**CHALLENGE:** Each line of the material below should be reproduced exactly.
SUPPLIED DATA start
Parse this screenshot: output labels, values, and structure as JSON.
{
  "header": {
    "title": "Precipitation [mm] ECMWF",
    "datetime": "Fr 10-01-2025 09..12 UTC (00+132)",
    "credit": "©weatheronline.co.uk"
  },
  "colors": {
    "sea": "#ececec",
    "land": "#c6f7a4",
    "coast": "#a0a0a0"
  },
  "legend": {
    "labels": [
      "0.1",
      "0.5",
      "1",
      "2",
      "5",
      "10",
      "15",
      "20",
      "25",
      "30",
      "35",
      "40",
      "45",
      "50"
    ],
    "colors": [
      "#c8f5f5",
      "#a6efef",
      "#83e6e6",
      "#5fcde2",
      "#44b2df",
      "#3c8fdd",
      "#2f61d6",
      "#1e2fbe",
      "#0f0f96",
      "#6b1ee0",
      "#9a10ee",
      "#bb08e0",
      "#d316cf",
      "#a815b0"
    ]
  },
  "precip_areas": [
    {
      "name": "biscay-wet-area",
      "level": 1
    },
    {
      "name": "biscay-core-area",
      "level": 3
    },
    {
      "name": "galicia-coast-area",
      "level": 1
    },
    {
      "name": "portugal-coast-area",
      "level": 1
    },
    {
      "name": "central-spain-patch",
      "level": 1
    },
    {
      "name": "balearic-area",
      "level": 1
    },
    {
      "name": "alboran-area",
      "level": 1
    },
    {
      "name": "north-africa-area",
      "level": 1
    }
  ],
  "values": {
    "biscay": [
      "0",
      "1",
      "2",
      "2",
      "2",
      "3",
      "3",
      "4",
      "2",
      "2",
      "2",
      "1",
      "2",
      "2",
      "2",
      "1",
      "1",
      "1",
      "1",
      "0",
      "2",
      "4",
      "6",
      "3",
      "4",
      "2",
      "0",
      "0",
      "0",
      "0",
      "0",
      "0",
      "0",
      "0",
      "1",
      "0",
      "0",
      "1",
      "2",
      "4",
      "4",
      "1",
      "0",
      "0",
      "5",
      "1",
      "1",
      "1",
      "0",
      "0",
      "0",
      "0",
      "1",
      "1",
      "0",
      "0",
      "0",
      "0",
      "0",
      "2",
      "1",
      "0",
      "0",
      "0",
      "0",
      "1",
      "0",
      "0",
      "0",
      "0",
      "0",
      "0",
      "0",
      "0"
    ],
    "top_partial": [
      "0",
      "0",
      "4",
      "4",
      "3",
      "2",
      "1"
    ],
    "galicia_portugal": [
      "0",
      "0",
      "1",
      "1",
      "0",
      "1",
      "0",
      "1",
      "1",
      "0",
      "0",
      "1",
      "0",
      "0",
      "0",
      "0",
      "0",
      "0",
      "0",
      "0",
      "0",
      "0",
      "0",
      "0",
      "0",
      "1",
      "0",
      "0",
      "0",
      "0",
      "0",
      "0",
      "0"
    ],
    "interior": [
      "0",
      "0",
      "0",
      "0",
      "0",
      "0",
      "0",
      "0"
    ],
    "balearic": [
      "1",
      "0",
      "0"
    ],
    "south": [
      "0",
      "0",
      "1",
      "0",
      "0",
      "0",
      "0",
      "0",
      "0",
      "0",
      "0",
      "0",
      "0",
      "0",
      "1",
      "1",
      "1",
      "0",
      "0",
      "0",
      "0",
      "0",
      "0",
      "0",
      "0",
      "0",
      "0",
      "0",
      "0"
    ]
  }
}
SUPPLIED DATA end
**SOLUTION TO THE PROBLEM:**
Parse this screenshot: output labels, values, and structure as JSON.
{
  "header": {
    "title": "Precipitation [mm] ECMWF",
    "datetime": "Fr 10-01-2025 09..12 UTC (00+132)",
    "credit": "©weatheronline.co.uk"
  },
  "colors": {
    "sea": "#ececec",
    "land": "#c6f7a4",
    "coast": "#a0a0a0"
  },
  "legend": {
    "labels": [
      "0.1",
      "0.5",
      "1",
      "2",
      "5",
      "10",
      "15",
      "20",
      "25",
      "30",
      "35",
      "40",
      "45",
      "50"
    ],
    "colors": [
      "#c8f5f5",
      "#a6efef",
      "#83e6e6",
      "#5fcde2",
      "#44b2df",
      "#3c8fdd",
      "#2f61d6",
      "#1e2fbe",
      "#0f0f96",
      "#6b1ee0",
      "#9a10ee",
      "#bb08e0",
      "#d316cf",
      "#a815b0"
    ]
  },
  "precip_areas": [
    {
      "name": "biscay-wet-area",
      "level": 1
    },
    {
      "name": "biscay-core-area",
      "level": 3
    },
    {
      "name": "galicia-coast-area",
      "level": 1
    },
    {
      "name": "portugal-coast-area",
      "level": 1
    },
    {
      "name": "central-spain-patch",
      "level": 1
    },
    {
      "name": "balearic-area",
      "level": 1
    },
    {
      "name": "alboran-area",
      "level": 1
    },
    {
      "name": "north-africa-area",
      "level": 1
    }
  ],
  "values": {
    "biscay": [
      "0",
      "1",
      "2",
      "2",
      "2",
      "3",
      "3",
      "4",
      "2",
      "2",
      "2",
      "1",
      "2",
      "2",
      "2",
      "1",
      "1",
      "1",
      "1",
      "0",
      "2",
      "4",
      "6",
      "3",
      "4",
      "2",
      "0",
      "0",
      "0",
      "0",
      "0",
      "0",
      "0",
      "0",
      "1",
      "0",
      "0",
      "1",
      "2",
      "4",
      "4",
      "1",
      "0",
      "0",
      "5",
      "1",
      "1",
      "1",
      "0",
      "0",
      "0",
      "0",
      "1",
      "1",
      "0",
      "0",
      "0",
      "0",
      "0",
      "2",
      "1",
      "0",
      "0",
      "0",
      "0",
      "1",
      "0",
      "0",
      "0",
      "0",
      "0",
      "0",
      "0",
      "0"
    ],
    "top_partial": [
      "0",
      "0",
      "4",
      "4",
      "3",
      "2",
      "1"
    ],
    "galicia_portugal": [
      "0",
      "0",
      "1",
      "1",
      "0",
      "1",
      "0",
      "1",
      "1",
      "0",
      "0",
      "1",
      "0",
      "0",
      "0",
      "0",
      "0",
      "0",
      "0",
      "0",
      "0",
      "0",
      "0",
      "0",
      "0",
      "1",
      "0",
      "0",
      "0",
      "0",
      "0",
      "0",
      "0"
    ],
    "interior": [
      "0",
      "0",
      "0",
      "0",
      "0",
      "0",
      "0",
      "0"
    ],
    "balearic": [
      "1",
      "0",
      "0"
    ],
    "south": [
      "0",
      "0",
      "1",
      "0",
      "0",
      "0",
      "0",
      "0",
      "0",
      "0",
      "0",
      "0",
      "0",
      "0",
      "1",
      "1",
      "1",
      "0",
      "0",
      "0",
      "0",
      "0",
      "0",
      "0",
      "0",
      "0",
      "0",
      "0",
      "0"
    ]
  }
}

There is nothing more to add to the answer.